**EXERCISE OBJECTIVE:**
Repeat the data word for word. Do not include the pictures.

-- start --

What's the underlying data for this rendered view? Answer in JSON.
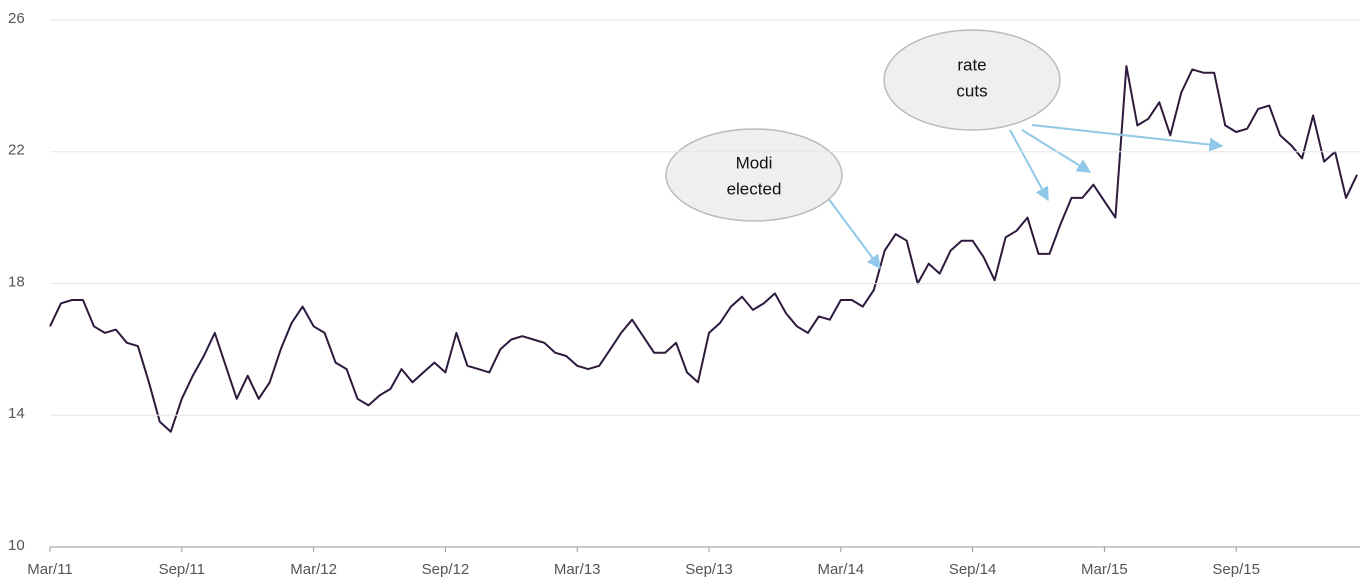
{
  "chart_data": {
    "type": "line",
    "categories": [
      "Mar/11",
      null,
      null,
      null,
      null,
      null,
      null,
      null,
      null,
      null,
      null,
      null,
      "Sep/11",
      null,
      null,
      null,
      null,
      null,
      null,
      null,
      null,
      null,
      null,
      null,
      "Mar/12",
      null,
      null,
      null,
      null,
      null,
      null,
      null,
      null,
      null,
      null,
      null,
      "Sep/12",
      null,
      null,
      null,
      null,
      null,
      null,
      null,
      null,
      null,
      null,
      null,
      "Mar/13",
      null,
      null,
      null,
      null,
      null,
      null,
      null,
      null,
      null,
      null,
      null,
      "Sep/13",
      null,
      null,
      null,
      null,
      null,
      null,
      null,
      null,
      null,
      null,
      null,
      "Mar/14",
      null,
      null,
      null,
      null,
      null,
      null,
      null,
      null,
      null,
      null,
      null,
      "Sep/14",
      null,
      null,
      null,
      null,
      null,
      null,
      null,
      null,
      null,
      null,
      null,
      "Mar/15",
      null,
      null,
      null,
      null,
      null,
      null,
      null,
      null,
      null,
      null,
      null,
      "Sep/15",
      null,
      null,
      null,
      null,
      null,
      null,
      null,
      null,
      null,
      null,
      null
    ],
    "values": [
      16.7,
      17.4,
      17.5,
      17.5,
      16.7,
      16.5,
      16.6,
      16.2,
      16.1,
      15.0,
      13.8,
      13.5,
      14.5,
      15.2,
      15.8,
      16.5,
      15.5,
      14.5,
      15.2,
      14.5,
      15.0,
      16.0,
      16.8,
      17.3,
      16.7,
      16.5,
      15.6,
      15.4,
      14.5,
      14.3,
      14.6,
      14.8,
      15.4,
      15.0,
      15.3,
      15.6,
      15.3,
      16.5,
      15.5,
      15.4,
      15.3,
      16.0,
      16.3,
      16.4,
      16.3,
      16.2,
      15.9,
      15.8,
      15.5,
      15.4,
      15.5,
      16.0,
      16.5,
      16.9,
      16.4,
      15.9,
      15.9,
      16.2,
      15.3,
      15.0,
      16.5,
      16.8,
      17.3,
      17.6,
      17.2,
      17.4,
      17.7,
      17.1,
      16.7,
      16.5,
      17.0,
      16.9,
      17.5,
      17.5,
      17.3,
      17.8,
      19.0,
      19.5,
      19.3,
      18.0,
      18.6,
      18.3,
      19.0,
      19.3,
      19.3,
      18.8,
      18.1,
      19.4,
      19.6,
      20.0,
      18.9,
      18.9,
      19.8,
      20.6,
      20.6,
      21.0,
      20.5,
      20.0,
      24.6,
      22.8,
      23.0,
      23.5,
      22.5,
      23.8,
      24.5,
      24.4,
      24.4,
      22.8,
      22.6,
      22.7,
      23.3,
      23.4,
      22.5,
      22.2,
      21.8,
      23.1,
      21.7,
      22.0,
      20.6,
      21.3
    ],
    "color": "#2d1a3d",
    "ylim": [
      10,
      26
    ],
    "yticks": [
      10,
      14,
      18,
      22,
      26
    ],
    "grid": true,
    "annotations": [
      {
        "lines": [
          "Modi",
          "elected"
        ]
      },
      {
        "lines": [
          "rate",
          "cuts"
        ]
      }
    ]
  }
}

-- end --

**RESPONSE TO THIS TASK:**
What's the underlying data for this rendered view? Answer in JSON.
{
  "chart_data": {
    "type": "line",
    "categories": [
      "Mar/11",
      null,
      null,
      null,
      null,
      null,
      null,
      null,
      null,
      null,
      null,
      null,
      "Sep/11",
      null,
      null,
      null,
      null,
      null,
      null,
      null,
      null,
      null,
      null,
      null,
      "Mar/12",
      null,
      null,
      null,
      null,
      null,
      null,
      null,
      null,
      null,
      null,
      null,
      "Sep/12",
      null,
      null,
      null,
      null,
      null,
      null,
      null,
      null,
      null,
      null,
      null,
      "Mar/13",
      null,
      null,
      null,
      null,
      null,
      null,
      null,
      null,
      null,
      null,
      null,
      "Sep/13",
      null,
      null,
      null,
      null,
      null,
      null,
      null,
      null,
      null,
      null,
      null,
      "Mar/14",
      null,
      null,
      null,
      null,
      null,
      null,
      null,
      null,
      null,
      null,
      null,
      "Sep/14",
      null,
      null,
      null,
      null,
      null,
      null,
      null,
      null,
      null,
      null,
      null,
      "Mar/15",
      null,
      null,
      null,
      null,
      null,
      null,
      null,
      null,
      null,
      null,
      null,
      "Sep/15",
      null,
      null,
      null,
      null,
      null,
      null,
      null,
      null,
      null,
      null,
      null
    ],
    "values": [
      16.7,
      17.4,
      17.5,
      17.5,
      16.7,
      16.5,
      16.6,
      16.2,
      16.1,
      15.0,
      13.8,
      13.5,
      14.5,
      15.2,
      15.8,
      16.5,
      15.5,
      14.5,
      15.2,
      14.5,
      15.0,
      16.0,
      16.8,
      17.3,
      16.7,
      16.5,
      15.6,
      15.4,
      14.5,
      14.3,
      14.6,
      14.8,
      15.4,
      15.0,
      15.3,
      15.6,
      15.3,
      16.5,
      15.5,
      15.4,
      15.3,
      16.0,
      16.3,
      16.4,
      16.3,
      16.2,
      15.9,
      15.8,
      15.5,
      15.4,
      15.5,
      16.0,
      16.5,
      16.9,
      16.4,
      15.9,
      15.9,
      16.2,
      15.3,
      15.0,
      16.5,
      16.8,
      17.3,
      17.6,
      17.2,
      17.4,
      17.7,
      17.1,
      16.7,
      16.5,
      17.0,
      16.9,
      17.5,
      17.5,
      17.3,
      17.8,
      19.0,
      19.5,
      19.3,
      18.0,
      18.6,
      18.3,
      19.0,
      19.3,
      19.3,
      18.8,
      18.1,
      19.4,
      19.6,
      20.0,
      18.9,
      18.9,
      19.8,
      20.6,
      20.6,
      21.0,
      20.5,
      20.0,
      24.6,
      22.8,
      23.0,
      23.5,
      22.5,
      23.8,
      24.5,
      24.4,
      24.4,
      22.8,
      22.6,
      22.7,
      23.3,
      23.4,
      22.5,
      22.2,
      21.8,
      23.1,
      21.7,
      22.0,
      20.6,
      21.3
    ],
    "color": "#2d1a3d",
    "ylim": [
      10,
      26
    ],
    "yticks": [
      10,
      14,
      18,
      22,
      26
    ],
    "grid": true,
    "annotations": [
      {
        "lines": [
          "Modi",
          "elected"
        ]
      },
      {
        "lines": [
          "rate",
          "cuts"
        ]
      }
    ]
  }
}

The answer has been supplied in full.